All of the material below is to be retyped exactly.

# SUPPLIED DATA start

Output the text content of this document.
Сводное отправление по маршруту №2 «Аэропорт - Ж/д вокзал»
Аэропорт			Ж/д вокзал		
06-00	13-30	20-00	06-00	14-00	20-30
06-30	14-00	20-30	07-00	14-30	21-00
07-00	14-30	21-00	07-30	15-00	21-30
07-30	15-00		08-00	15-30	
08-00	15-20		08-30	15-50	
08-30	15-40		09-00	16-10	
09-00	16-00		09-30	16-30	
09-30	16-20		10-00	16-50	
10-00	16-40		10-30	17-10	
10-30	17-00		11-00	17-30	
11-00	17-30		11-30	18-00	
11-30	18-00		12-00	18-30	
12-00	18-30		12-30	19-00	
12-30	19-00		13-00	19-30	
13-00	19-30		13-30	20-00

# SUPPLIED DATA end

## WRITTEN SOLUTION
Output the text content of this document.
Сводное отправление по маршруту №2 «Аэропорт - Ж/д вокзал»
Аэропорт			Ж/д вокзал		
06-00	13-30	20-00	06-00	14-00	20-30
06-30	14-00	20-30	07-00	14-30	21-00
07-00	14-30	21-00	07-30	15-00	21-30
07-30	15-00		08-00	15-30	
08-00	15-20		08-30	15-50	
08-30	15-40		09-00	16-10	
09-00	16-00		09-30	16-30	
09-30	16-20		10-00	16-50	
10-00	16-40		10-30	17-10	
10-30	17-00		11-00	17-30	
11-00	17-30		11-30	18-00	
11-30	18-00		12-00	18-30	
12-00	18-30		12-30	19-00	
12-30	19-00		13-00	19-30	
13-00	19-30		13-30	20-00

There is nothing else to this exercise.